Gather all lines from the material that contain "name".
— begin MATERIAL FOR THE TASK —
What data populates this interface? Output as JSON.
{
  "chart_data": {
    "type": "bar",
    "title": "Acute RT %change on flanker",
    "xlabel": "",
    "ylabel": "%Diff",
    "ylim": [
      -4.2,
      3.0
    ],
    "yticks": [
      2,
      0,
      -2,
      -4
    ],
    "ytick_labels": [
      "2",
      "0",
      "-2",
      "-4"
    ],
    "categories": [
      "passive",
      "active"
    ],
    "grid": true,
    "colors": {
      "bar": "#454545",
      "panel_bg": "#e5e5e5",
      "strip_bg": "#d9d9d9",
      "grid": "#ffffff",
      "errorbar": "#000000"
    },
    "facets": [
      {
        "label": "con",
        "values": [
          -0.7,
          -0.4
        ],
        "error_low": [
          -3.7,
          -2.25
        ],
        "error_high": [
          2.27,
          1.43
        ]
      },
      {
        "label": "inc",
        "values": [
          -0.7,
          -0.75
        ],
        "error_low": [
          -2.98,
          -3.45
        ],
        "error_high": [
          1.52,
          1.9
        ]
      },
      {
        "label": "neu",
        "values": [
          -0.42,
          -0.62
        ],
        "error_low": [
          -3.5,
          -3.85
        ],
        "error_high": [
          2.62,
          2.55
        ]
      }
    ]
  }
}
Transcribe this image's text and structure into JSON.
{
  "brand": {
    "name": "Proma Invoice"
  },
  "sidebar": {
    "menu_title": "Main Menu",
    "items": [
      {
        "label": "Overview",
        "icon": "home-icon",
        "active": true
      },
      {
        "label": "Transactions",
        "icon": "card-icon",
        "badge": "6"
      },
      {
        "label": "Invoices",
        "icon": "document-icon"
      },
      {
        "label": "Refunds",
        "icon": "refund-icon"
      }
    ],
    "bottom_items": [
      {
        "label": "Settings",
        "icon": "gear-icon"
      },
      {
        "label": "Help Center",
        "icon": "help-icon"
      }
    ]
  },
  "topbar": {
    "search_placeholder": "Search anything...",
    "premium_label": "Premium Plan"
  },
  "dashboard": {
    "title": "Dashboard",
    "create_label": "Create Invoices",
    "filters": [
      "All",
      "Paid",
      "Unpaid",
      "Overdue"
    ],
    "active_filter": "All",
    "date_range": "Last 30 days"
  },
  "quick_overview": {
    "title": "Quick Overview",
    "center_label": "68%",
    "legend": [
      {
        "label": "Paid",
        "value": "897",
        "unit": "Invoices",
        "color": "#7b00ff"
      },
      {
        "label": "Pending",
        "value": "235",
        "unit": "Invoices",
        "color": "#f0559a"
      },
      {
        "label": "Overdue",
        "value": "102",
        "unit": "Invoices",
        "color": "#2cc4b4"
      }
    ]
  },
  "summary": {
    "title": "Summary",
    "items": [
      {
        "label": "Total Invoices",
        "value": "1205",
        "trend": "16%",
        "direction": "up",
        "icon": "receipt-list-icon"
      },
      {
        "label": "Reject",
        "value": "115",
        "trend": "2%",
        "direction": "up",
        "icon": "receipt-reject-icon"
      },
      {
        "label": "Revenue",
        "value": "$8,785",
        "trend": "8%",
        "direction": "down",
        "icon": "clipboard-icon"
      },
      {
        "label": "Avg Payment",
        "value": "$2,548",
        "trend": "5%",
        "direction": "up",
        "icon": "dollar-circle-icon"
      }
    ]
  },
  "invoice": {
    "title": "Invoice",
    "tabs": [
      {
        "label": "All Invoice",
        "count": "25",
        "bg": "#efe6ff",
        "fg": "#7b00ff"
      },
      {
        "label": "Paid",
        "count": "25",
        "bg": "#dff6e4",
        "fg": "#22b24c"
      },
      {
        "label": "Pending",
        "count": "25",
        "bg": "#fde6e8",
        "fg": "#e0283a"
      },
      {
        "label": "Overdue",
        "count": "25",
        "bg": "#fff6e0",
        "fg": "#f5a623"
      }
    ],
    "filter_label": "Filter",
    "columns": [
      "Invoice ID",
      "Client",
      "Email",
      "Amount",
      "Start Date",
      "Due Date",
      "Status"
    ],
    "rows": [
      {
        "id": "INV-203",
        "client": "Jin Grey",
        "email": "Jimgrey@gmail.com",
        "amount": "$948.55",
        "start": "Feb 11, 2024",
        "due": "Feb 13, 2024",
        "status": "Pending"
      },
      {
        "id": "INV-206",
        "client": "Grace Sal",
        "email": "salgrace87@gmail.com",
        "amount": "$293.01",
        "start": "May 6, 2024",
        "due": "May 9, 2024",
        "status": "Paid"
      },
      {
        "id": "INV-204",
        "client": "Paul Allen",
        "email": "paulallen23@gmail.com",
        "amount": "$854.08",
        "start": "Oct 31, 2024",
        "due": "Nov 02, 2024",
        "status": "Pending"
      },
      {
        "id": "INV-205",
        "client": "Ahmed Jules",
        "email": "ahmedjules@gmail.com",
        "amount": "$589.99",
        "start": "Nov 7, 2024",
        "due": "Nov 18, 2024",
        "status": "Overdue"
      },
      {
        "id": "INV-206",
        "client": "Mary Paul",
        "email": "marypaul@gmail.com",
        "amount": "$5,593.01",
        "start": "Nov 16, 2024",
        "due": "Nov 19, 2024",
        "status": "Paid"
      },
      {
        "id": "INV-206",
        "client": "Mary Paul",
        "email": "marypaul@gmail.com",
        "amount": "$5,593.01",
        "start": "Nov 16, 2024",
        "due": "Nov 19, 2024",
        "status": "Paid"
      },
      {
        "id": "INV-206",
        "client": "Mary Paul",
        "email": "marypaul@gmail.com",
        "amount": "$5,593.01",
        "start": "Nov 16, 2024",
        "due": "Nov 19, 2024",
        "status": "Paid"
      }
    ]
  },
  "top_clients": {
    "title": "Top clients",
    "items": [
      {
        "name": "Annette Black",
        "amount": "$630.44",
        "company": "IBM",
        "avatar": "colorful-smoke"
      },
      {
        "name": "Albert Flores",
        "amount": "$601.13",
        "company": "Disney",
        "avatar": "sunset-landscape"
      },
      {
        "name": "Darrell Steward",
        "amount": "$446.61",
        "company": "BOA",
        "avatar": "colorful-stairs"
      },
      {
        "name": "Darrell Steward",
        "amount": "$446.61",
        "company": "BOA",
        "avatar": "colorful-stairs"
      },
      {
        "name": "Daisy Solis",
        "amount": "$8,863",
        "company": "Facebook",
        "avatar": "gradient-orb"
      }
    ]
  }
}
— end MATERIAL FOR THE TASK —
■ **RESPONSE TO THIS EXERCISE**:
    "name": "Proma Invoice"
        "name": "Annette Black",
        "name": "Albert Flores",
        "name": "Darrell Steward",
        "name": "Darrell Steward",
        "name": "Daisy Solis",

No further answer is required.